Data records
>> Begin
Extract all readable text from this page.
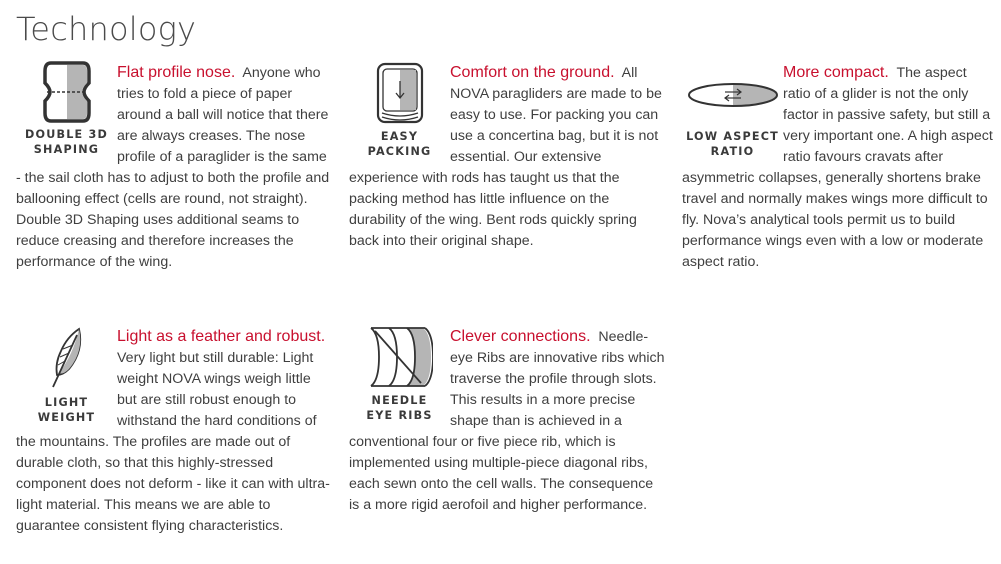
Technology
DOUBLE 3D
SHAPING
Flat profile nose. Anyone who tries to fold a piece of paper around a ball will notice that there are always creases. The nose profile of a paraglider is the same - the sail cloth has to adjust to both the profile and ballooning effect (cells are round, not straight). Double 3D Shaping uses additional seams to reduce creasing and therefore increases the performance of the wing.
EASY
PACKING
Comfort on the ground. All NOVA paragliders are made to be easy to use. For packing you can use a concertina bag, but it is not essential. Our extensive experience with rods has taught us that the packing method has little influence on the durability of the wing. Bent rods quickly spring back into their original shape.
LOW ASPECT
RATIO
More compact. The aspect ratio of a glider is not the only factor in passive safety, but still a very important one. A high aspect ratio favours cravats after asymmetric collapses, generally shortens brake travel and normally makes wings more difficult to fly. Nova’s analytical tools permit us to build performance wings even with a low or moderate aspect ratio.
LIGHT
WEIGHT
Light as a feather and robust.  Very light but still durable: Light weight NOVA wings weigh little but are still robust enough to withstand the hard conditions of the mountains. The profiles are made out of durable cloth, so that this highly-stressed component does not deform - like it can with ultra-light material. This means we are able to guarantee consistent flying characteristics.
NEEDLE
EYE RIBS
Clever connections. Needle-eye Ribs are innovative ribs which traverse the profile through slots. This results in a more precise shape than is achieved in a conventional four or five piece rib, which is implemented using multiple-piece diagonal ribs, each sewn onto the cell walls. The consequence is a more rigid aerofoil and higher performance.
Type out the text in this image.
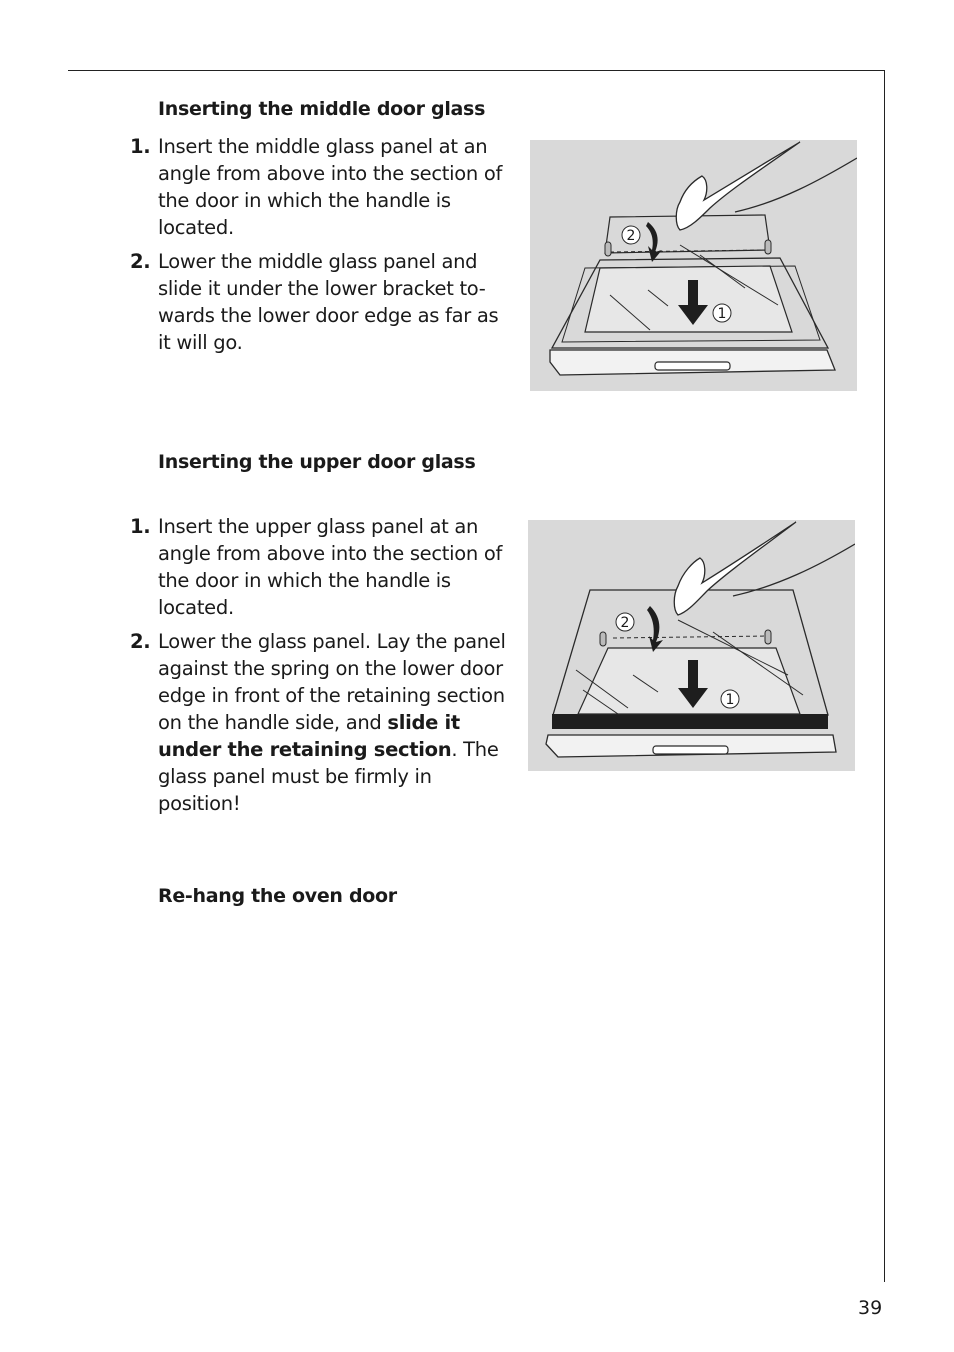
Inserting the middle door glass
1. Insert the middle glass panel at an angle from above into the section of the door in which the handle is located.
2. Lower the middle glass panel and slide it under the lower bracket to-wards the lower door edge as far as it will go.
2
1
Inserting the upper door glass
1. Insert the upper glass panel at an angle from above into the section of the door in which the handle is located.
2. Lower the glass panel. Lay the panel against the spring on the lower door edge in front of the retaining section on the handle side, and slide it under the retaining section. The glass panel must be firmly in position!
2
1
Re-hang the oven door
39
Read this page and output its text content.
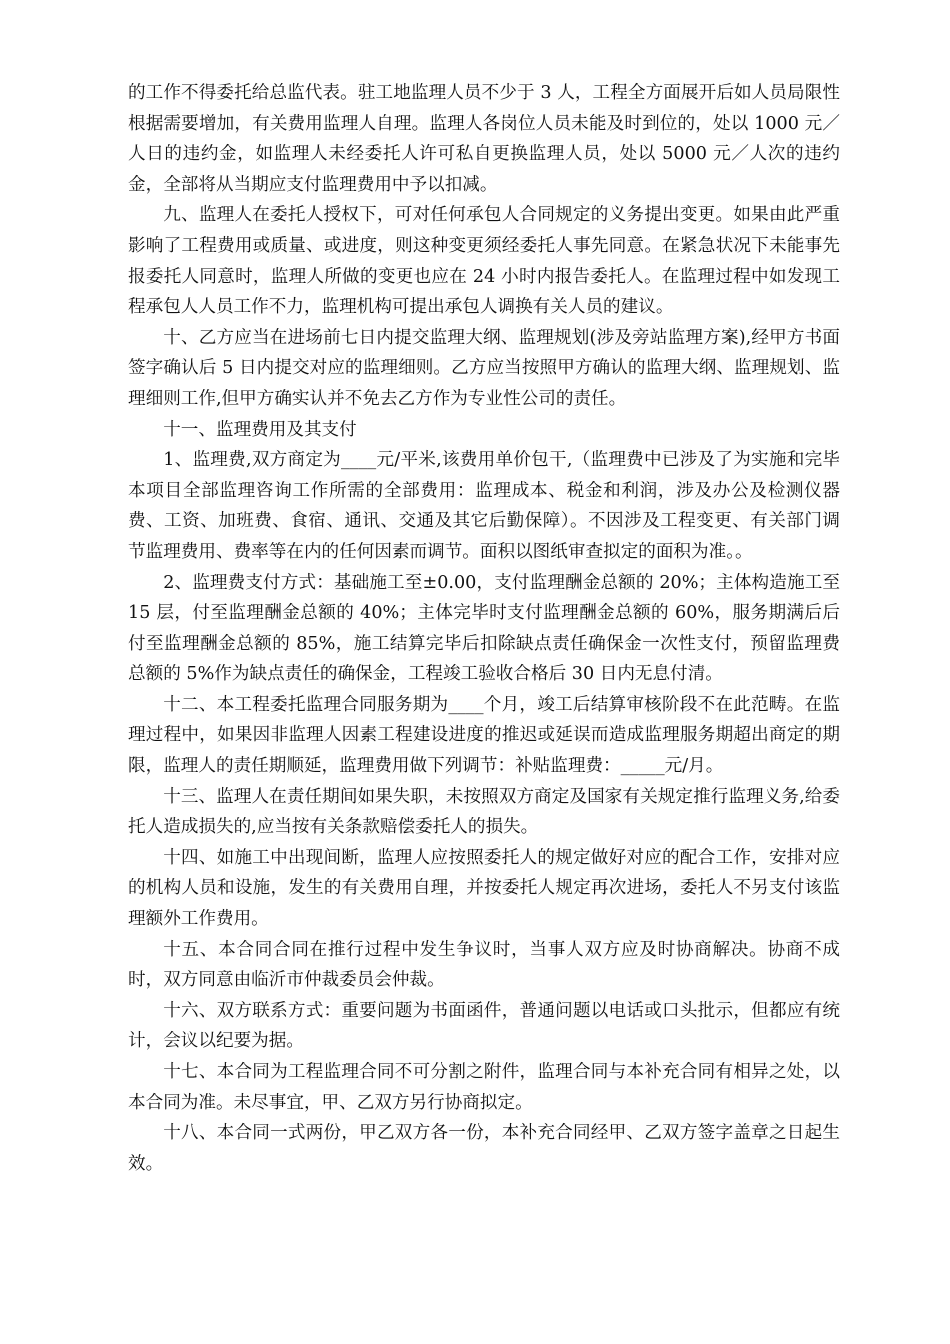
的工作不得委托给总监代表。驻工地监理人员不少于 3 人，工程全方面展开后如人员局限性根据需要增加，有关费用监理人自理。监理人各岗位人员未能及时到位的，处以 1000 元／人日的违约金，如监理人未经委托人许可私自更换监理人员，处以 5000 元／人次的违约金，全部将从当期应支付监理费用中予以扣减。

九、监理人在委托人授权下，可对任何承包人合同规定的义务提出变更。如果由此严重影响了工程费用或质量、或进度，则这种变更须经委托人事先同意。在紧急状况下未能事先报委托人同意时，监理人所做的变更也应在 24 小时内报告委托人。在监理过程中如发现工程承包人人员工作不力，监理机构可提出承包人调换有关人员的建议。

十、乙方应当在进场前七日内提交监理大纲、监理规划(涉及旁站监理方案),经甲方书面签字确认后 5 日内提交对应的监理细则。乙方应当按照甲方确认的监理大纲、监理规划、监理细则工作,但甲方确实认并不免去乙方作为专业性公司的责任。

十一、监理费用及其支付

1、监理费,双方商定为____元/平米,该费用单价包干,（监理费中已涉及了为实施和完毕本项目全部监理咨询工作所需的全部费用：监理成本、税金和利润，涉及办公及检测仪器费、工资、加班费、食宿、通讯、交通及其它后勤保障）。不因涉及工程变更、有关部门调节监理费用、费率等在内的任何因素而调节。面积以图纸审查拟定的面积为准。。

2、监理费支付方式：基础施工至±0.00，支付监理酬金总额的 20%；主体构造施工至 15 层，付至监理酬金总额的 40%；主体完毕时支付监理酬金总额的 60%，服务期满后后付至监理酬金总额的 85%，施工结算完毕后扣除缺点责任确保金一次性支付，预留监理费总额的 5%作为缺点责任的确保金，工程竣工验收合格后 30 日内无息付清。

十二、本工程委托监理合同服务期为____个月，竣工后结算审核阶段不在此范畴。在监理过程中，如果因非监理人因素工程建设进度的推迟或延误而造成监理服务期超出商定的期限，监理人的责任期顺延，监理费用做下列调节：补贴监理费：_____元/月。

十三、监理人在责任期间如果失职，未按照双方商定及国家有关规定推行监理义务,给委托人造成损失的,应当按有关条款赔偿委托人的损失。

十四、如施工中出现间断，监理人应按照委托人的规定做好对应的配合工作，安排对应的机构人员和设施，发生的有关费用自理，并按委托人规定再次进场，委托人不另支付该监理额外工作费用。

十五、本合同合同在推行过程中发生争议时，当事人双方应及时协商解决。协商不成时，双方同意由临沂市仲裁委员会仲裁。

十六、双方联系方式：重要问题为书面函件，普通问题以电话或口头批示，但都应有统计，会议以纪要为据。

十七、本合同为工程监理合同不可分割之附件，监理合同与本补充合同有相异之处，以本合同为准。未尽事宜，甲、乙双方另行协商拟定。

十八、本合同一式两份，甲乙双方各一份，本补充合同经甲、乙双方签字盖章之日起生效。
>> End
■ **Stated goal**
Of the lines above, copy each that contains "still".

■ **Problem solution**
More compact. The aspect ratio of a glider is not the only factor in passive safety, but still a very important one. A high aspect ratio favours cravats after asymmetric collapses, generally shortens brake travel and normally makes wings more difficult to fly. Nova’s analytical tools permit us to build performance wings even with a low or moderate aspect ratio.
Light as a feather and robust.  Very light but still durable: Light weight NOVA wings weigh little but are still robust enough to withstand the hard conditions of the mountains. The profiles are made out of durable cloth, so that this highly-stressed component does not deform - like it can with ultra-light material. This means we are able to guarantee consistent flying characteristics.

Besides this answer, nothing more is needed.